— START THE INPUT —
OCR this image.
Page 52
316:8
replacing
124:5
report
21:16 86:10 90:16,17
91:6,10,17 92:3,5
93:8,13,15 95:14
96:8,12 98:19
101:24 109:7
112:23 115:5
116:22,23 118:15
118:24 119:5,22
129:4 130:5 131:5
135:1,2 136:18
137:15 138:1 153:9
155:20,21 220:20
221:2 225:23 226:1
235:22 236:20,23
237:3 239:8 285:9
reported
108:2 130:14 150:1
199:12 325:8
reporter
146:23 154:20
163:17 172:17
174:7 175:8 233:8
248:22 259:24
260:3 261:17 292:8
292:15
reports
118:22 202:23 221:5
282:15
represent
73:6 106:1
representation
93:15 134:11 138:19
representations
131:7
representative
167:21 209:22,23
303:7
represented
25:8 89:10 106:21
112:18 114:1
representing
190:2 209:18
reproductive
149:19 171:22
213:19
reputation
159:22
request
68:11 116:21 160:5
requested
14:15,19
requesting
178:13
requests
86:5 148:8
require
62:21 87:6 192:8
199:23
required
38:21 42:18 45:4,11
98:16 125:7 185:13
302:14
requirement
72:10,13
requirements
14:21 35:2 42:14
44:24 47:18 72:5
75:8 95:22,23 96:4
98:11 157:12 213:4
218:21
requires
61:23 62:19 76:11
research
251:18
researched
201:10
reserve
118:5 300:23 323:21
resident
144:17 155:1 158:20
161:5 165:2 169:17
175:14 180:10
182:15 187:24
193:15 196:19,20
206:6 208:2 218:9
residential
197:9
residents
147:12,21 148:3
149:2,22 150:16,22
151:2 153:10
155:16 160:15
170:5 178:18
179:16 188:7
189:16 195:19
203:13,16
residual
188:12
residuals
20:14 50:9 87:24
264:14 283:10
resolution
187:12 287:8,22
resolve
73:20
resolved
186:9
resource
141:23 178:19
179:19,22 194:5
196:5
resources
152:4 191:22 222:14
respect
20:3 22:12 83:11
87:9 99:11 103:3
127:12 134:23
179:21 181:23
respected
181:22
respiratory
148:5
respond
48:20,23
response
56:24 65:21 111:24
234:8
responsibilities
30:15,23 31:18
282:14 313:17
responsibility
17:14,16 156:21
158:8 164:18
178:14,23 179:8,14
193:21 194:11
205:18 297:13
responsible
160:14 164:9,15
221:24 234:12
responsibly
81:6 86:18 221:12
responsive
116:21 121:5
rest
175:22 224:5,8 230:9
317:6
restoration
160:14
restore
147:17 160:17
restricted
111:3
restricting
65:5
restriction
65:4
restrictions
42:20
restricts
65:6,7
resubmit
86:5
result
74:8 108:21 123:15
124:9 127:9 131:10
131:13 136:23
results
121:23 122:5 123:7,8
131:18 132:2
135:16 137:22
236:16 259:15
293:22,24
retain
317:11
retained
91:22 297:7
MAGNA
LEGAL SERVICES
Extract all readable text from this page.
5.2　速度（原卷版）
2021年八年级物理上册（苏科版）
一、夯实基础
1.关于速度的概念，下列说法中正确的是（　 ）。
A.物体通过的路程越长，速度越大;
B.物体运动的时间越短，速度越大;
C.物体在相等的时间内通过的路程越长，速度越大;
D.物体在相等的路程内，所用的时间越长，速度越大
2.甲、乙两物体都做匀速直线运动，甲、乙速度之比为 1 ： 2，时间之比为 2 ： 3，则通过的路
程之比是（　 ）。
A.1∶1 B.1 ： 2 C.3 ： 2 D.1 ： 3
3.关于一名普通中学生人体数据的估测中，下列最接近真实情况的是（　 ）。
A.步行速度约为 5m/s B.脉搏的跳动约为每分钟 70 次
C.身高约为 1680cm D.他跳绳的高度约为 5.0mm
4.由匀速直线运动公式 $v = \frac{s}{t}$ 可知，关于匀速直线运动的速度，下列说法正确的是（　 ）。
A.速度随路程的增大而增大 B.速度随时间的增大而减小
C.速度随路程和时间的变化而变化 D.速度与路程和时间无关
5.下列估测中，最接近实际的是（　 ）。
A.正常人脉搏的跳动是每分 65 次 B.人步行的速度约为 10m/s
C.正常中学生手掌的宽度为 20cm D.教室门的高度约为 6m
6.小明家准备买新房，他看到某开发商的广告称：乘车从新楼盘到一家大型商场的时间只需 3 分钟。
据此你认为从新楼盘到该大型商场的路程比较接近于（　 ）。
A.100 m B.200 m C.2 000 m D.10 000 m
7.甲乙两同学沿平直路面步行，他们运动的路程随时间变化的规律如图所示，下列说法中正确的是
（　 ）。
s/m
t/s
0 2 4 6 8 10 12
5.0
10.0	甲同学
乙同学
— END THE INPUT —
— START THE INPUT —
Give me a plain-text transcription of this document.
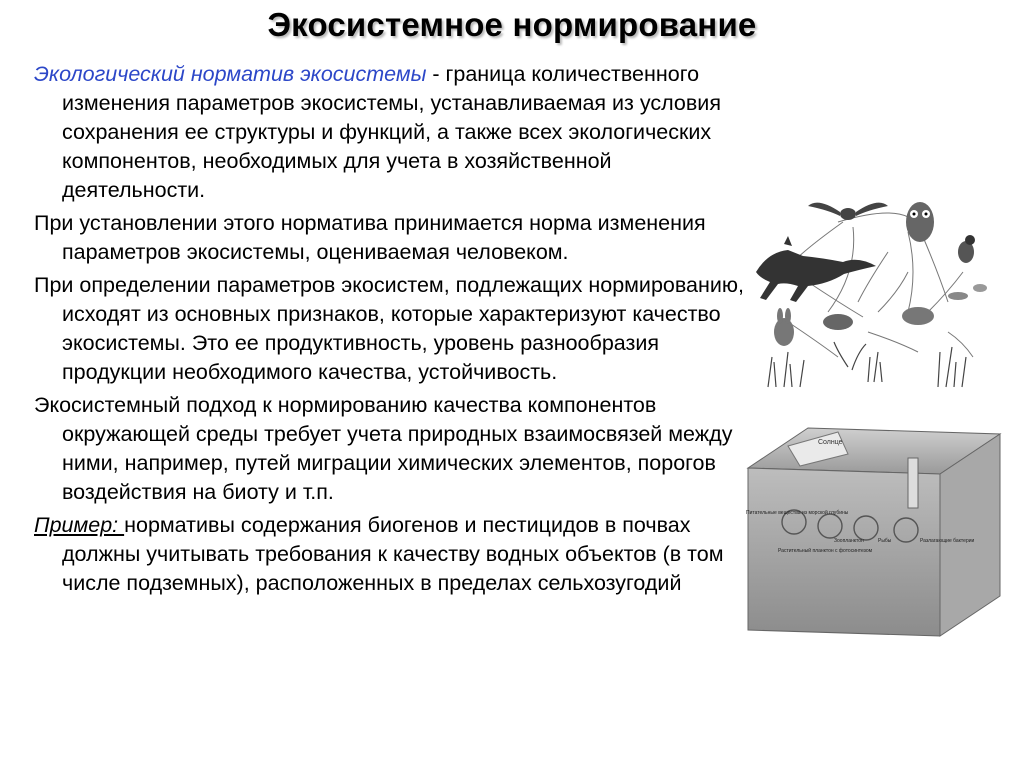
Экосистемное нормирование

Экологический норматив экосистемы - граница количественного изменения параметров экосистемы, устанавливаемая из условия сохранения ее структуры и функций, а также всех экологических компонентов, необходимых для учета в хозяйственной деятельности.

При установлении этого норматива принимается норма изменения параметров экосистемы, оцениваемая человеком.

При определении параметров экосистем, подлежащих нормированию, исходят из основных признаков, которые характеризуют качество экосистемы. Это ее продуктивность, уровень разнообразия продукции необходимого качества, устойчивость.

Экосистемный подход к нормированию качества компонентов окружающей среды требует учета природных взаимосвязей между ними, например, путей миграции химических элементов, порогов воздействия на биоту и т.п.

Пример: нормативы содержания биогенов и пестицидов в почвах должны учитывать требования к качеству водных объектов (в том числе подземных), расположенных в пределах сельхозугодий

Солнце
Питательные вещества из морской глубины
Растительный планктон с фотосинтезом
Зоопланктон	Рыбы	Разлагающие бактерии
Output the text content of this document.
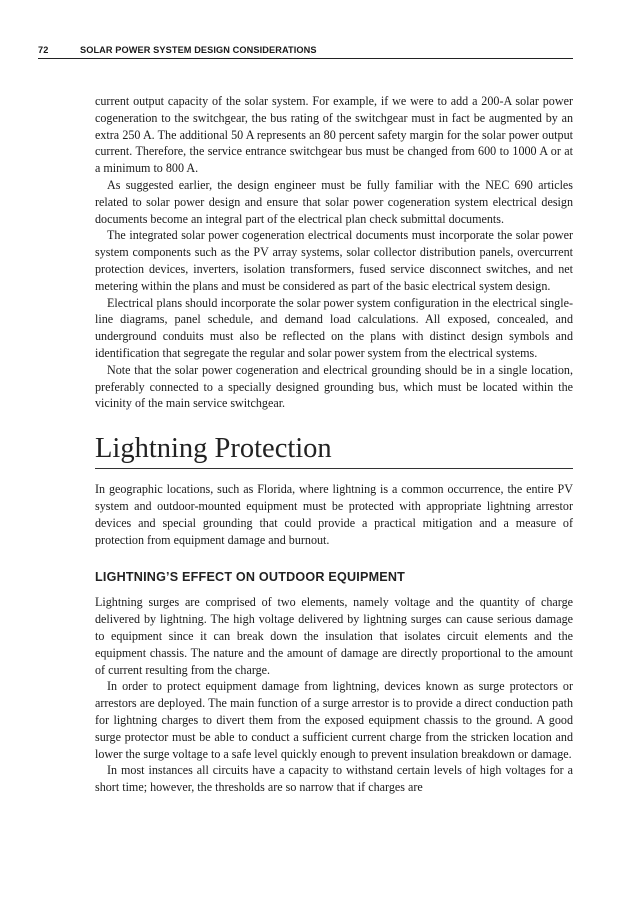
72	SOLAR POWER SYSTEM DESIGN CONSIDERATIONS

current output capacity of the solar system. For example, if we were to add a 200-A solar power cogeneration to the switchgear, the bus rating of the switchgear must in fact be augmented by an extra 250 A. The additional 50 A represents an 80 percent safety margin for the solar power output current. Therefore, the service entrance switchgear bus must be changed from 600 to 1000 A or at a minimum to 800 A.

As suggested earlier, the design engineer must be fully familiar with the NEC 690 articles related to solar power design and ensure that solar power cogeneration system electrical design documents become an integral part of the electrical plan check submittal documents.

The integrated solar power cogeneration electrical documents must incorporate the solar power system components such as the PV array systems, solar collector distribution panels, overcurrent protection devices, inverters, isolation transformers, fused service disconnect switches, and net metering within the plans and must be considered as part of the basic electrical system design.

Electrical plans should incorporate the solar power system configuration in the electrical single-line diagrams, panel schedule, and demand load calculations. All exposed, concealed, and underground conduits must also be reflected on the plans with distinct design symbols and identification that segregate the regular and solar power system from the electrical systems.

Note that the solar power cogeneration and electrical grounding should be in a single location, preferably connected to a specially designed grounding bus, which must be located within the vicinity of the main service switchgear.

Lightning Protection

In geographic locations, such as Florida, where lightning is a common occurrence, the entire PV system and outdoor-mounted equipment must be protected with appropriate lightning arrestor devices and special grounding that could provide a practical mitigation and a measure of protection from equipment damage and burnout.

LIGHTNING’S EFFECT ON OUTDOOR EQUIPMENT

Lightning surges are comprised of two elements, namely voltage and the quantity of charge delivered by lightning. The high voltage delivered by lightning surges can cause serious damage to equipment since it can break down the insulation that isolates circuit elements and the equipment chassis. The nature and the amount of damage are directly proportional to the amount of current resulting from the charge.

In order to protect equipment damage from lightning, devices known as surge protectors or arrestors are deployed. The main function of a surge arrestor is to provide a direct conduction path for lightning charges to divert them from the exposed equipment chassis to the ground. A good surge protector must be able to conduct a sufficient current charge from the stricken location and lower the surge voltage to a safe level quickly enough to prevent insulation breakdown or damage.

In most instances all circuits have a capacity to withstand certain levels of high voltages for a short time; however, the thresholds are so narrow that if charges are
— END THE INPUT —
[GIVEN TASK]: In the records above, find the lines containing "plans" and copy them.

[FINAL ANSWER]:
The integrated solar power cogeneration electrical documents must incorporate the solar power system components such as the PV array systems, solar collector distribution panels, overcurrent protection devices, inverters, isolation transformers, fused service disconnect switches, and net metering within the plans and must be considered as part of the basic electrical system design.
Electrical plans should incorporate the solar power system configuration in the electrical single-line diagrams, panel schedule, and demand load calculations. All exposed, concealed, and underground conduits must also be reflected on the plans with distinct design symbols and identification that segregate the regular and solar power system from the electrical systems.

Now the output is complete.